→ What the task asks:
Extract the listing below in full, unchanged.

START

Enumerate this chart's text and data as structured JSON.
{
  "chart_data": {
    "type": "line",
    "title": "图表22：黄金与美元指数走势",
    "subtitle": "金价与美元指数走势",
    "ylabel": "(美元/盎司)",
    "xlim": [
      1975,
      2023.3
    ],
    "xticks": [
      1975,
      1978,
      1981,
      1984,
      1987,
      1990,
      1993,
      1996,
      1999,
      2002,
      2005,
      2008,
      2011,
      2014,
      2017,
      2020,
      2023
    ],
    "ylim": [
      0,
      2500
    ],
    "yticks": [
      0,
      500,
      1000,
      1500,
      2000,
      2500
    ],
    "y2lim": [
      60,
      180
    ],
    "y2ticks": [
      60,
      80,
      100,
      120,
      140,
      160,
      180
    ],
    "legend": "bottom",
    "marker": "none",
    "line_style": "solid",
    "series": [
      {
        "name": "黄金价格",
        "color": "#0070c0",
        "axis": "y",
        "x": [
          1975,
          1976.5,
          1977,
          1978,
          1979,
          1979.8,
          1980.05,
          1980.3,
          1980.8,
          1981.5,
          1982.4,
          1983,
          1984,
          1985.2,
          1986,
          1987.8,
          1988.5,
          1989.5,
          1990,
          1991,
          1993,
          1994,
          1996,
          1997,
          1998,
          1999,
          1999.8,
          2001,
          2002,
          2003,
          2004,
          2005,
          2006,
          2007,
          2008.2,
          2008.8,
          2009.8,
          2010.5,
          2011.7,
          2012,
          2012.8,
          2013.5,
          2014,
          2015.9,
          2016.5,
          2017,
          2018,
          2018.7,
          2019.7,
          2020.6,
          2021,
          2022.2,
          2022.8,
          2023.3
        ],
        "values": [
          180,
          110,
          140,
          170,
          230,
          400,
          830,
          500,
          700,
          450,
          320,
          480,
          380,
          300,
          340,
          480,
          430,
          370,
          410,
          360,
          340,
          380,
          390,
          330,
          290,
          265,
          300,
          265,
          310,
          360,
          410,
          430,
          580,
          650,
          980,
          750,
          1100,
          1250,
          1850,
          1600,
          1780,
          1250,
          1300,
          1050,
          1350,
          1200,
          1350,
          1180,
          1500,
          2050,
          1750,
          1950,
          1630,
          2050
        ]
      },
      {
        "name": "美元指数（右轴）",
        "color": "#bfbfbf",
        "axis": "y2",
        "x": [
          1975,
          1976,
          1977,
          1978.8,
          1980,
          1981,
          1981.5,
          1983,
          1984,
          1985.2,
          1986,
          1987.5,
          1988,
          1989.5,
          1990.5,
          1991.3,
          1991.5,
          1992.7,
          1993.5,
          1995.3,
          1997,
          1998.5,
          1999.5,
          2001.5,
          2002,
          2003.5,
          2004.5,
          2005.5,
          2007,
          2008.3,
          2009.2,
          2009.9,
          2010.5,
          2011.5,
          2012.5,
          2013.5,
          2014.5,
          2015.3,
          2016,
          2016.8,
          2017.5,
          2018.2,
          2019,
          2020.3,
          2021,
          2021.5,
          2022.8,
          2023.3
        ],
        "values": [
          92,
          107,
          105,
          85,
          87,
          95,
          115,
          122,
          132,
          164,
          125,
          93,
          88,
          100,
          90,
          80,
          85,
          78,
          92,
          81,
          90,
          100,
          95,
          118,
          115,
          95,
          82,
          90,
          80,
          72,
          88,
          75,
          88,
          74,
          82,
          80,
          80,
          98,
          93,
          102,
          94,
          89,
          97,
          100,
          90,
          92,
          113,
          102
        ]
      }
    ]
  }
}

END

→ Exercise response:
Enumerate this chart's text and data as structured JSON.
{
  "chart_data": {
    "type": "line",
    "title": "图表22：黄金与美元指数走势",
    "subtitle": "金价与美元指数走势",
    "ylabel": "(美元/盎司)",
    "xlim": [
      1975,
      2023.3
    ],
    "xticks": [
      1975,
      1978,
      1981,
      1984,
      1987,
      1990,
      1993,
      1996,
      1999,
      2002,
      2005,
      2008,
      2011,
      2014,
      2017,
      2020,
      2023
    ],
    "ylim": [
      0,
      2500
    ],
    "yticks": [
      0,
      500,
      1000,
      1500,
      2000,
      2500
    ],
    "y2lim": [
      60,
      180
    ],
    "y2ticks": [
      60,
      80,
      100,
      120,
      140,
      160,
      180
    ],
    "legend": "bottom",
    "marker": "none",
    "line_style": "solid",
    "series": [
      {
        "name": "黄金价格",
        "color": "#0070c0",
        "axis": "y",
        "x": [
          1975,
          1976.5,
          1977,
          1978,
          1979,
          1979.8,
          1980.05,
          1980.3,
          1980.8,
          1981.5,
          1982.4,
          1983,
          1984,
          1985.2,
          1986,
          1987.8,
          1988.5,
          1989.5,
          1990,
          1991,
          1993,
          1994,
          1996,
          1997,
          1998,
          1999,
          1999.8,
          2001,
          2002,
          2003,
          2004,
          2005,
          2006,
          2007,
          2008.2,
          2008.8,
          2009.8,
          2010.5,
          2011.7,
          2012,
          2012.8,
          2013.5,
          2014,
          2015.9,
          2016.5,
          2017,
          2018,
          2018.7,
          2019.7,
          2020.6,
          2021,
          2022.2,
          2022.8,
          2023.3
        ],
        "values": [
          180,
          110,
          140,
          170,
          230,
          400,
          830,
          500,
          700,
          450,
          320,
          480,
          380,
          300,
          340,
          480,
          430,
          370,
          410,
          360,
          340,
          380,
          390,
          330,
          290,
          265,
          300,
          265,
          310,
          360,
          410,
          430,
          580,
          650,
          980,
          750,
          1100,
          1250,
          1850,
          1600,
          1780,
          1250,
          1300,
          1050,
          1350,
          1200,
          1350,
          1180,
          1500,
          2050,
          1750,
          1950,
          1630,
          2050
        ]
      },
      {
        "name": "美元指数（右轴）",
        "color": "#bfbfbf",
        "axis": "y2",
        "x": [
          1975,
          1976,
          1977,
          1978.8,
          1980,
          1981,
          1981.5,
          1983,
          1984,
          1985.2,
          1986,
          1987.5,
          1988,
          1989.5,
          1990.5,
          1991.3,
          1991.5,
          1992.7,
          1993.5,
          1995.3,
          1997,
          1998.5,
          1999.5,
          2001.5,
          2002,
          2003.5,
          2004.5,
          2005.5,
          2007,
          2008.3,
          2009.2,
          2009.9,
          2010.5,
          2011.5,
          2012.5,
          2013.5,
          2014.5,
          2015.3,
          2016,
          2016.8,
          2017.5,
          2018.2,
          2019,
          2020.3,
          2021,
          2021.5,
          2022.8,
          2023.3
        ],
        "values": [
          92,
          107,
          105,
          85,
          87,
          95,
          115,
          122,
          132,
          164,
          125,
          93,
          88,
          100,
          90,
          80,
          85,
          78,
          92,
          81,
          90,
          100,
          95,
          118,
          115,
          95,
          82,
          90,
          80,
          72,
          88,
          75,
          88,
          74,
          82,
          80,
          80,
          98,
          93,
          102,
          94,
          89,
          97,
          100,
          90,
          92,
          113,
          102
        ]
      }
    ]
  }
}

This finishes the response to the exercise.